**Do this:** Select the lines that contain "Stadt" and copy each of them.

(Collected data entries)
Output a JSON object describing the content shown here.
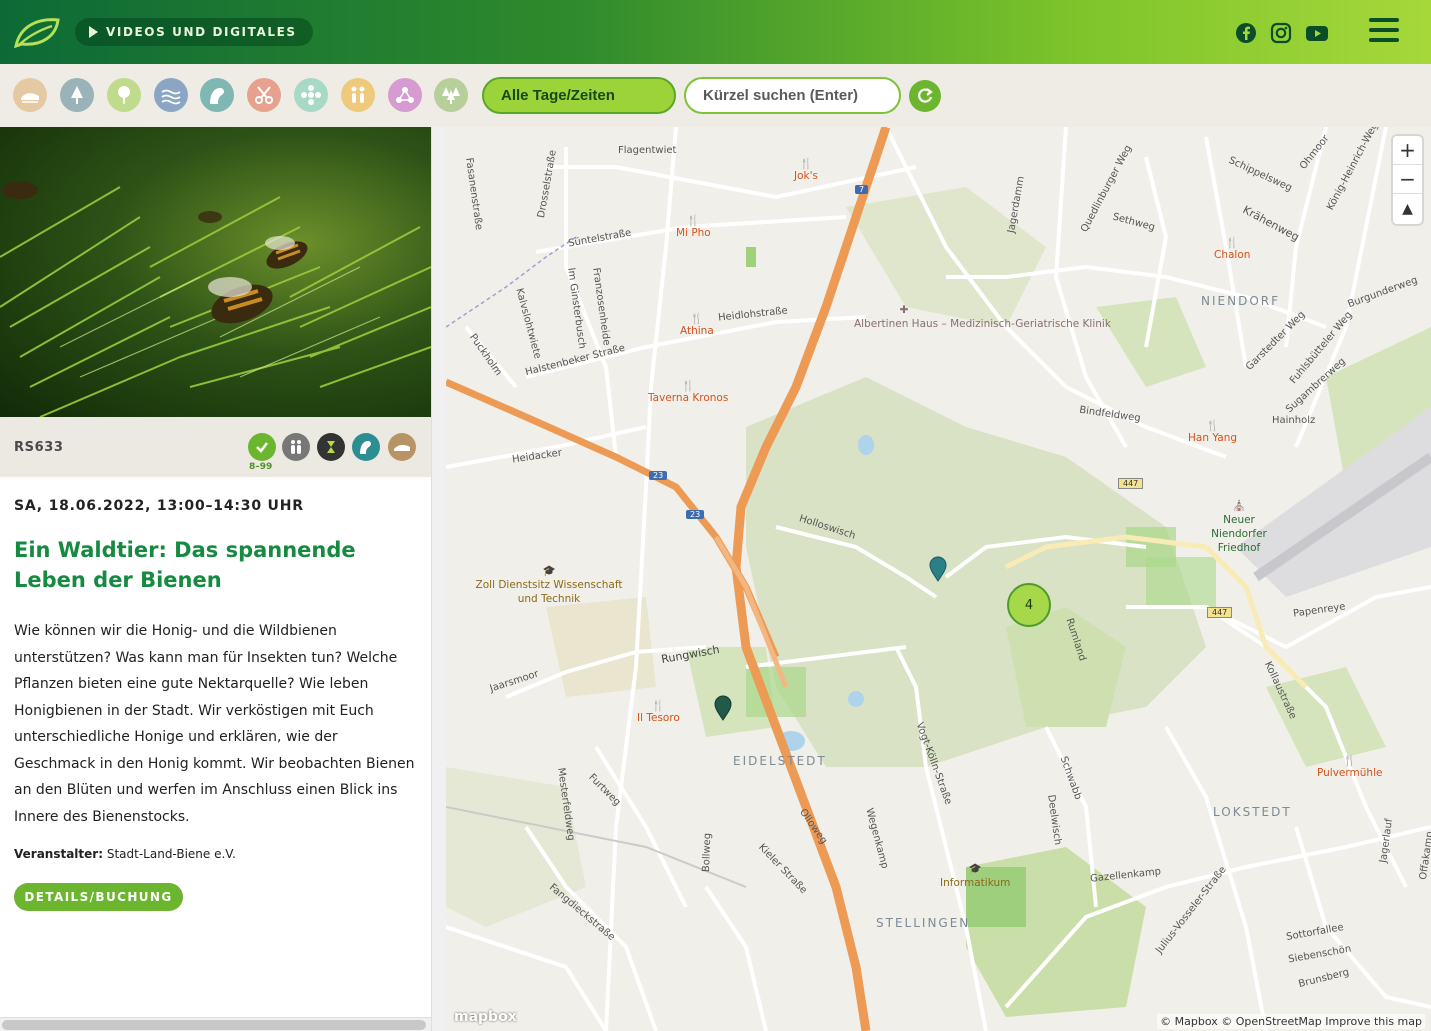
{
  "header": {
    "video_label": "VIDEOS UND DIGITALES"
  },
  "filters": {
    "days_label": "Alle Tage/Zeiten",
    "search_placeholder": "Kürzel suchen (Enter)"
  },
  "event": {
    "code": "RS633",
    "age_range": "8–99",
    "date": "SA, 18.06.2022, 13:00–14:30 UHR",
    "title": "Ein Waldtier: Das spannende Leben der Bienen",
    "description": "Wie können wir die Honig- und die Wildbienen unterstützen? Was kann man für Insekten tun? Welche Pflanzen bieten eine gute Nektarquelle? Wie leben Honigbienen in der Stadt. Wir verköstigen mit Euch unterschiedliche Honige und erklären, wie der Geschmack in den Honig kommt. Wir beobachten Bienen an den Blüten und werfen im Anschluss einen Blick ins Innere des Bienenstocks.",
    "organizer_label": "Veranstalter:",
    "organizer": "Stadt-Land-Biene e.V.",
    "details_button": "DETAILS/BUCHUNG"
  },
  "map": {
    "cluster_count": "4",
    "streets": [
      "Flagentwiet",
      "Fasanenstraße",
      "Drosselstraße",
      "Süntelstraße",
      "Im Ginsterbusch",
      "Franzosenheide",
      "Kalvslohtwiete",
      "Puckholm",
      "Halstenbeker Straße",
      "Heidlohstraße",
      "Heidacker",
      "Holloswisch",
      "Rungwisch",
      "Jaarsmoor",
      "Furtweg",
      "Mesterfeldweg",
      "Bollweg",
      "Fangdieckstraße",
      "Kieler Straße",
      "Olloweg",
      "Wegenkamp",
      "Vogt-Kölln-Straße",
      "Schwabb",
      "Deelwisch",
      "Gazellenkamp",
      "Julius-Vosseler-Straße",
      "Rumland",
      "Papenreye",
      "Kollaustraße",
      "Bindfeldweg",
      "Jagerdamm",
      "Quedlinburger Weg",
      "Sethweg",
      "Schippelsweg",
      "Krähenweg",
      "Ohmoor",
      "König-Heinrich-Weg",
      "Garstedter Weg",
      "Burgunderweg",
      "Fuhlsbütteler Weg",
      "Sugambrerweg",
      "Hainholz",
      "Sottorfallee",
      "Siebenschön",
      "Brunsberg",
      "Jagerlauf",
      "Offakamp"
    ],
    "pois": [
      "Jok's",
      "Mi Pho",
      "Athina",
      "Taverna Kronos",
      "Chalon",
      "Han Yang",
      "Il Tesoro",
      "Pulvermühle"
    ],
    "hospital": "Albertinen Haus – Medizinisch-Geriatrische Klinik",
    "zoll": "Zoll Dienstsitz Wissenschaft und Technik",
    "informatikum": "Informatikum",
    "friedhof": "Neuer Niendorfer Friedhof",
    "districts": [
      "NIENDORF",
      "EIDELSTEDT",
      "LOKSTEDT",
      "STELLINGEN"
    ],
    "road_shields": [
      "7",
      "23",
      "23",
      "447",
      "447"
    ],
    "attribution": "© Mapbox © OpenStreetMap  Improve this map",
    "mapbox_logo": "mapbox"
  }
}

**Completed task:**
    "description": "Wie können wir die Honig- und die Wildbienen unterstützen? Was kann man für Insekten tun? Welche Pflanzen bieten eine gute Nektarquelle? Wie leben Honigbienen in der Stadt. Wir verköstigen mit Euch unterschiedliche Honige und erklären, wie der Geschmack in den Honig kommt. Wir beobachten Bienen an den Blüten und werfen im Anschluss einen Blick ins Innere des Bienenstocks.",
    "organizer": "Stadt-Land-Biene e.V.",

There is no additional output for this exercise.